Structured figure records
◇ ◇ ◇
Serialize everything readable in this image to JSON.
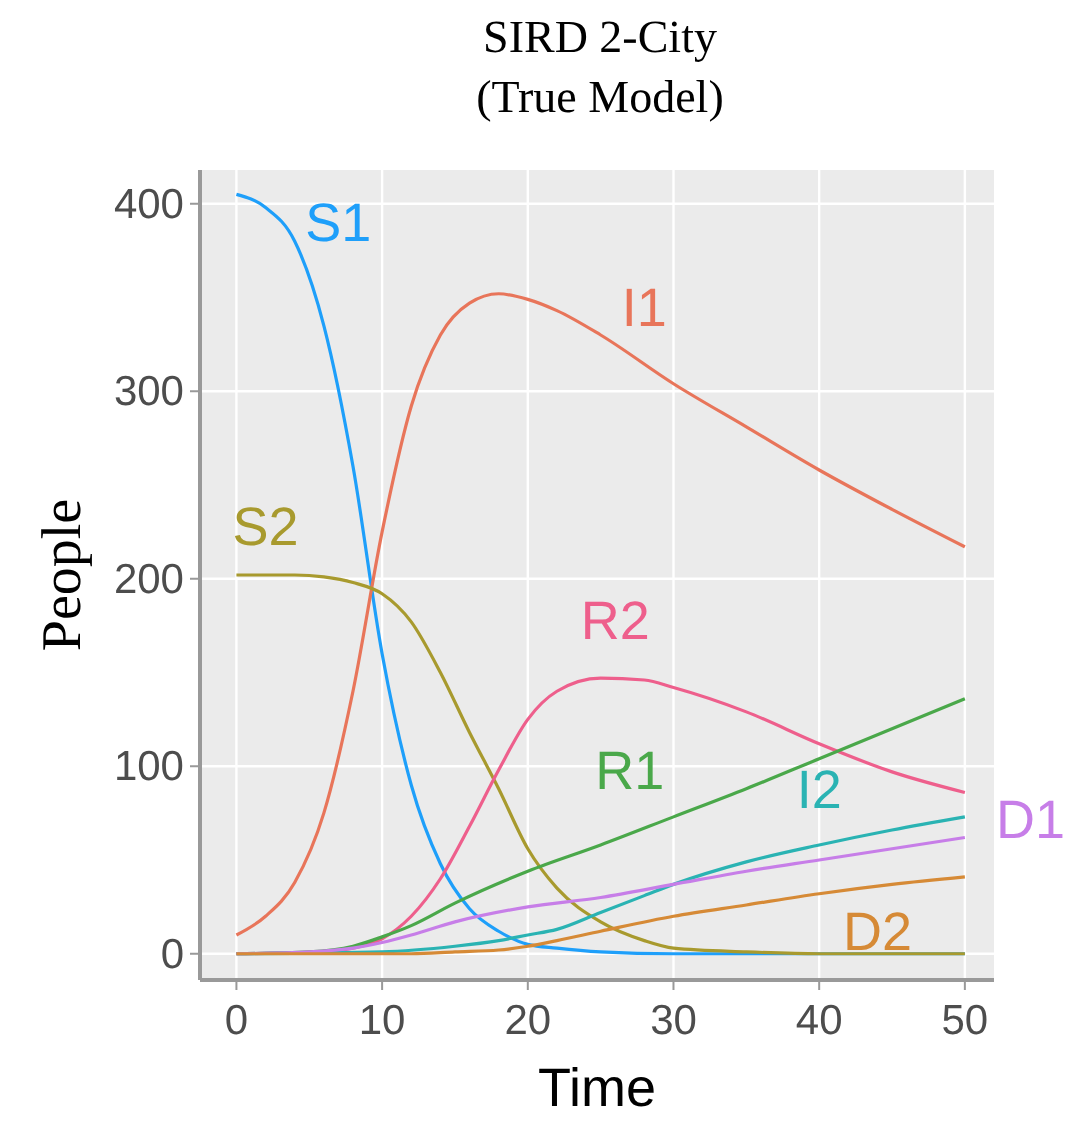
{
  "chart_data": {
    "type": "line",
    "title": "SIRD 2-City\n(True Model)",
    "xlabel": "Time",
    "ylabel": "People",
    "xlim": [
      -2.5,
      52
    ],
    "ylim": [
      -14,
      418
    ],
    "xticks": [
      0,
      10,
      20,
      30,
      40,
      50
    ],
    "yticks": [
      0,
      100,
      200,
      300,
      400
    ],
    "grid": true,
    "marker": "none",
    "line_style": "solid",
    "series": [
      {
        "name": "S1",
        "color": "#1e9ffa",
        "x": [
          0,
          2,
          4,
          6,
          8,
          10,
          12,
          14,
          16,
          18,
          20,
          22,
          25,
          30,
          40,
          50
        ],
        "values": [
          405,
          398,
          380,
          335,
          260,
          160,
          90,
          48,
          24,
          12,
          5,
          3,
          1,
          0,
          0,
          0
        ]
      },
      {
        "name": "I1",
        "color": "#e8755a",
        "x": [
          0,
          2,
          4,
          6,
          8,
          10,
          12,
          14,
          16,
          18,
          20,
          22,
          25,
          30,
          35,
          40,
          45,
          50
        ],
        "values": [
          10,
          20,
          38,
          75,
          140,
          225,
          292,
          330,
          347,
          352,
          349,
          343,
          330,
          304,
          281,
          258,
          237,
          217
        ]
      },
      {
        "name": "S2",
        "color": "#a89a2e",
        "x": [
          0,
          4,
          6,
          8,
          10,
          12,
          14,
          16,
          18,
          20,
          22,
          25,
          28,
          30,
          35,
          40,
          50
        ],
        "values": [
          202,
          202,
          201,
          198,
          192,
          177,
          150,
          118,
          88,
          56,
          35,
          17,
          7,
          3,
          1,
          0,
          0
        ]
      },
      {
        "name": "R2",
        "color": "#ee5f8c",
        "x": [
          0,
          6,
          8,
          10,
          12,
          14,
          16,
          18,
          20,
          22,
          25,
          28,
          30,
          35,
          40,
          45,
          50
        ],
        "values": [
          0,
          1,
          3,
          8,
          20,
          40,
          68,
          98,
          125,
          140,
          147,
          146,
          142,
          129,
          112,
          97,
          86
        ]
      },
      {
        "name": "R1",
        "color": "#4aa84a",
        "x": [
          0,
          5,
          8,
          10,
          12,
          15,
          20,
          25,
          30,
          35,
          40,
          45,
          50
        ],
        "values": [
          0,
          1,
          4,
          9,
          15,
          27,
          44,
          58,
          73,
          88,
          104,
          120,
          136
        ]
      },
      {
        "name": "I2",
        "color": "#2ab3b3",
        "x": [
          0,
          10,
          15,
          18,
          20,
          22,
          25,
          28,
          30,
          35,
          40,
          45,
          50
        ],
        "values": [
          0,
          1,
          4,
          7,
          10,
          13,
          22,
          31,
          37,
          49,
          58,
          66,
          73
        ]
      },
      {
        "name": "D1",
        "color": "#c77ee8",
        "x": [
          0,
          5,
          8,
          10,
          12,
          15,
          20,
          25,
          30,
          35,
          40,
          45,
          50
        ],
        "values": [
          0,
          1,
          3,
          6,
          10,
          17,
          25,
          30,
          37,
          44,
          50,
          56,
          62
        ]
      },
      {
        "name": "D2",
        "color": "#d68a36",
        "x": [
          0,
          12,
          15,
          18,
          20,
          22,
          25,
          30,
          35,
          40,
          45,
          50
        ],
        "values": [
          0,
          0,
          1,
          2,
          4,
          7,
          12,
          20,
          26,
          32,
          37,
          41
        ]
      }
    ]
  }
}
◇ ◇ ◇
## WHAT THE TASK REQUIRES
Search the records for the word "color". Copy every line that has it.

## EXERCISE ANSWER
        "color": "#1e9ffa",
        "color": "#e8755a",
        "color": "#a89a2e",
        "color": "#ee5f8c",
        "color": "#4aa84a",
        "color": "#2ab3b3",
        "color": "#c77ee8",
        "color": "#d68a36",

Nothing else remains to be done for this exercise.